_Provided information_.
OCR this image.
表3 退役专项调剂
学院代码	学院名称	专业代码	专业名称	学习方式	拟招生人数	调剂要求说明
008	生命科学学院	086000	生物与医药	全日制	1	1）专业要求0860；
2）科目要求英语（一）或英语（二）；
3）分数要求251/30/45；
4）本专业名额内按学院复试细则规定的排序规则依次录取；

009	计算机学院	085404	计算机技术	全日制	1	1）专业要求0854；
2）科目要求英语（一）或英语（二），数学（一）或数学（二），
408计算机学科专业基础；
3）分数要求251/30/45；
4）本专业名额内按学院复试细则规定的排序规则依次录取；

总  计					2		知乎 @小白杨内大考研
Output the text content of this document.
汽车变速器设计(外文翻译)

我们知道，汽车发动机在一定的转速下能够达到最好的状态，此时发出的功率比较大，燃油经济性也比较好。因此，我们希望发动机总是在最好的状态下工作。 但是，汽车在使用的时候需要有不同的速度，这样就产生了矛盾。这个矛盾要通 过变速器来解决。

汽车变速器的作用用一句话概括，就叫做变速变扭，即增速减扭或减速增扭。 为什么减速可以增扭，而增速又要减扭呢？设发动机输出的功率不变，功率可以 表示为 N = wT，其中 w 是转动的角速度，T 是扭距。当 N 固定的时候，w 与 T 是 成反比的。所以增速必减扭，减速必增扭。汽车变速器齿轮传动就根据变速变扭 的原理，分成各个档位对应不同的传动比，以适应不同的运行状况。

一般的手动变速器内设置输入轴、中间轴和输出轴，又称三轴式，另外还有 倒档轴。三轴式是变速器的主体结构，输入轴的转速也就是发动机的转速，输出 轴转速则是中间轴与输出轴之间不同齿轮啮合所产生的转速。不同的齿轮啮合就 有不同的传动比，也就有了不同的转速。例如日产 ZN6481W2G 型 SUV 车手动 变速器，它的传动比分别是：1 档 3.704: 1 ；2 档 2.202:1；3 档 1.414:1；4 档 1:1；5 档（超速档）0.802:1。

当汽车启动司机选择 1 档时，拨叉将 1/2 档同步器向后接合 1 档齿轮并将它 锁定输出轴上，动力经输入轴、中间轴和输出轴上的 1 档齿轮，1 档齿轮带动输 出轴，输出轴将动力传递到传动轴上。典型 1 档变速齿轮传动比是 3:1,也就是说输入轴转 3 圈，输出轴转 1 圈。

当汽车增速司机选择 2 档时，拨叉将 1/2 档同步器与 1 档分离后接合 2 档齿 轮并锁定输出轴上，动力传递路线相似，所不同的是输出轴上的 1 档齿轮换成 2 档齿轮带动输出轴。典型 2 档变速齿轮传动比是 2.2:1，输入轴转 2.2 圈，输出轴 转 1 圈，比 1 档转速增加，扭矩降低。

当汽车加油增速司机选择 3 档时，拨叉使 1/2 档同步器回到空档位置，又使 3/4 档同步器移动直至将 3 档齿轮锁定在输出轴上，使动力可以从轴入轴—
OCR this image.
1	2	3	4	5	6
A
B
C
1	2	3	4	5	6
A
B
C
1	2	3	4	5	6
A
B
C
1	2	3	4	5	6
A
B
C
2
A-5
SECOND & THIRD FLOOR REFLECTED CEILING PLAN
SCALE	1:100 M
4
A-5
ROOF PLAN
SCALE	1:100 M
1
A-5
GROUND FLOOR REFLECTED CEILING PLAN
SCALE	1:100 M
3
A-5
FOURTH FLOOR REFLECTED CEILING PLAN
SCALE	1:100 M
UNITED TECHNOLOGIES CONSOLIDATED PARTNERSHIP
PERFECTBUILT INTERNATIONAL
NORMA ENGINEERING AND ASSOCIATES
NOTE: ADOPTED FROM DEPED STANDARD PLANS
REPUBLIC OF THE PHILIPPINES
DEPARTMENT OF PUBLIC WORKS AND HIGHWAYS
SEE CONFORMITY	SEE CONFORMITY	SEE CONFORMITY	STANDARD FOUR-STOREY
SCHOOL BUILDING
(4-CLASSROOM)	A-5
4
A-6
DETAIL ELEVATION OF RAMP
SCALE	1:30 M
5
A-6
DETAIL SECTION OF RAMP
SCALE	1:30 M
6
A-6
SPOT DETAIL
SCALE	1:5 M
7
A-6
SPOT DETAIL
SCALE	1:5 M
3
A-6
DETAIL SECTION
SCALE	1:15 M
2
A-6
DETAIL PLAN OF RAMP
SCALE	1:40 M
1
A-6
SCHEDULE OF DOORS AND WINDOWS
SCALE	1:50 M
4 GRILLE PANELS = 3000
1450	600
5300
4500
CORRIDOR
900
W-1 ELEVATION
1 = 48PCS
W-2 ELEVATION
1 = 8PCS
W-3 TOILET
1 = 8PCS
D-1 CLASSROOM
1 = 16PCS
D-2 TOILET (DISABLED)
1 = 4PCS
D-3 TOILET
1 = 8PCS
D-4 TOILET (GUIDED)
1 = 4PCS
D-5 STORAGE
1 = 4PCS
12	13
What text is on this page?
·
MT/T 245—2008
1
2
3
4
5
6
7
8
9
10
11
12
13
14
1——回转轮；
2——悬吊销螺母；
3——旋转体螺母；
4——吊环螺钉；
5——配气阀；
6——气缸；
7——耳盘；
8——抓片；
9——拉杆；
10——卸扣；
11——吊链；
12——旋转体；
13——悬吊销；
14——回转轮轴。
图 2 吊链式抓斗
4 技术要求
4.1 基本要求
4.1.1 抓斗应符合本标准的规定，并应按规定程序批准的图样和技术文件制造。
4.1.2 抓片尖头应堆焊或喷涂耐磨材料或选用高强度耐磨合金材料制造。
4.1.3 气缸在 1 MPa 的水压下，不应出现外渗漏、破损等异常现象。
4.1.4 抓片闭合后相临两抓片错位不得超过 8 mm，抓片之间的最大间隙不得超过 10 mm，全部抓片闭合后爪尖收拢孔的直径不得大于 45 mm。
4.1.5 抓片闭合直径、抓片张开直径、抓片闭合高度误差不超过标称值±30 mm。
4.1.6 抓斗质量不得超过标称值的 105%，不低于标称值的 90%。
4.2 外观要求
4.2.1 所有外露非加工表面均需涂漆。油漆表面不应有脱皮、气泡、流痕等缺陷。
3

_Prompt_.
Copy out the full set of records precisely, leaving nothing out.

_Full response_.
OCR this image.
表3 退役专项调剂
学院代码	学院名称	专业代码	专业名称	学习方式	拟招生人数	调剂要求说明
008	生命科学学院	086000	生物与医药	全日制	1	1）专业要求0860；
2）科目要求英语（一）或英语（二）；
3）分数要求251/30/45；
4）本专业名额内按学院复试细则规定的排序规则依次录取；

009	计算机学院	085404	计算机技术	全日制	1	1）专业要求0854；
2）科目要求英语（一）或英语（二），数学（一）或数学（二），
408计算机学科专业基础；
3）分数要求251/30/45；
4）本专业名额内按学院复试细则规定的排序规则依次录取；

总  计					2		知乎 @小白杨内大考研
Output the text content of this document.
汽车变速器设计(外文翻译)

我们知道，汽车发动机在一定的转速下能够达到最好的状态，此时发出的功率比较大，燃油经济性也比较好。因此，我们希望发动机总是在最好的状态下工作。 但是，汽车在使用的时候需要有不同的速度，这样就产生了矛盾。这个矛盾要通 过变速器来解决。

汽车变速器的作用用一句话概括，就叫做变速变扭，即增速减扭或减速增扭。 为什么减速可以增扭，而增速又要减扭呢？设发动机输出的功率不变，功率可以 表示为 N = wT，其中 w 是转动的角速度，T 是扭距。当 N 固定的时候，w 与 T 是 成反比的。所以增速必减扭，减速必增扭。汽车变速器齿轮传动就根据变速变扭 的原理，分成各个档位对应不同的传动比，以适应不同的运行状况。

一般的手动变速器内设置输入轴、中间轴和输出轴，又称三轴式，另外还有 倒档轴。三轴式是变速器的主体结构，输入轴的转速也就是发动机的转速，输出 轴转速则是中间轴与输出轴之间不同齿轮啮合所产生的转速。不同的齿轮啮合就 有不同的传动比，也就有了不同的转速。例如日产 ZN6481W2G 型 SUV 车手动 变速器，它的传动比分别是：1 档 3.704: 1 ；2 档 2.202:1；3 档 1.414:1；4 档 1:1；5 档（超速档）0.802:1。

当汽车启动司机选择 1 档时，拨叉将 1/2 档同步器向后接合 1 档齿轮并将它 锁定输出轴上，动力经输入轴、中间轴和输出轴上的 1 档齿轮，1 档齿轮带动输 出轴，输出轴将动力传递到传动轴上。典型 1 档变速齿轮传动比是 3:1,也就是说输入轴转 3 圈，输出轴转 1 圈。

当汽车增速司机选择 2 档时，拨叉将 1/2 档同步器与 1 档分离后接合 2 档齿 轮并锁定输出轴上，动力传递路线相似，所不同的是输出轴上的 1 档齿轮换成 2 档齿轮带动输出轴。典型 2 档变速齿轮传动比是 2.2:1，输入轴转 2.2 圈，输出轴 转 1 圈，比 1 档转速增加，扭矩降低。

当汽车加油增速司机选择 3 档时，拨叉使 1/2 档同步器回到空档位置，又使 3/4 档同步器移动直至将 3 档齿轮锁定在输出轴上，使动力可以从轴入轴—
OCR this image.
1	2	3	4	5	6
A
B
C
1	2	3	4	5	6
A
B
C
1	2	3	4	5	6
A
B
C
1	2	3	4	5	6
A
B
C
2
A-5
SECOND & THIRD FLOOR REFLECTED CEILING PLAN
SCALE	1:100 M
4
A-5
ROOF PLAN
SCALE	1:100 M
1
A-5
GROUND FLOOR REFLECTED CEILING PLAN
SCALE	1:100 M
3
A-5
FOURTH FLOOR REFLECTED CEILING PLAN
SCALE	1:100 M
UNITED TECHNOLOGIES CONSOLIDATED PARTNERSHIP
PERFECTBUILT INTERNATIONAL
NORMA ENGINEERING AND ASSOCIATES
NOTE: ADOPTED FROM DEPED STANDARD PLANS
REPUBLIC OF THE PHILIPPINES
DEPARTMENT OF PUBLIC WORKS AND HIGHWAYS
SEE CONFORMITY	SEE CONFORMITY	SEE CONFORMITY	STANDARD FOUR-STOREY
SCHOOL BUILDING
(4-CLASSROOM)	A-5
4
A-6
DETAIL ELEVATION OF RAMP
SCALE	1:30 M
5
A-6
DETAIL SECTION OF RAMP
SCALE	1:30 M
6
A-6
SPOT DETAIL
SCALE	1:5 M
7
A-6
SPOT DETAIL
SCALE	1:5 M
3
A-6
DETAIL SECTION
SCALE	1:15 M
2
A-6
DETAIL PLAN OF RAMP
SCALE	1:40 M
1
A-6
SCHEDULE OF DOORS AND WINDOWS
SCALE	1:50 M
4 GRILLE PANELS = 3000
1450	600
5300
4500
CORRIDOR
900
W-1 ELEVATION
1 = 48PCS
W-2 ELEVATION
1 = 8PCS
W-3 TOILET
1 = 8PCS
D-1 CLASSROOM
1 = 16PCS
D-2 TOILET (DISABLED)
1 = 4PCS
D-3 TOILET
1 = 8PCS
D-4 TOILET (GUIDED)
1 = 4PCS
D-5 STORAGE
1 = 4PCS
12	13
What text is on this page?
·
MT/T 245—2008
1
2
3
4
5
6
7
8
9
10
11
12
13
14
1——回转轮；
2——悬吊销螺母；
3——旋转体螺母；
4——吊环螺钉；
5——配气阀；
6——气缸；
7——耳盘；
8——抓片；
9——拉杆；
10——卸扣；
11——吊链；
12——旋转体；
13——悬吊销；
14——回转轮轴。
图 2 吊链式抓斗
4 技术要求
4.1 基本要求
4.1.1 抓斗应符合本标准的规定，并应按规定程序批准的图样和技术文件制造。
4.1.2 抓片尖头应堆焊或喷涂耐磨材料或选用高强度耐磨合金材料制造。
4.1.3 气缸在 1 MPa 的水压下，不应出现外渗漏、破损等异常现象。
4.1.4 抓片闭合后相临两抓片错位不得超过 8 mm，抓片之间的最大间隙不得超过 10 mm，全部抓片闭合后爪尖收拢孔的直径不得大于 45 mm。
4.1.5 抓片闭合直径、抓片张开直径、抓片闭合高度误差不超过标称值±30 mm。
4.1.6 抓斗质量不得超过标称值的 105%，不低于标称值的 90%。
4.2 外观要求
4.2.1 所有外露非加工表面均需涂漆。油漆表面不应有脱皮、气泡、流痕等缺陷。
3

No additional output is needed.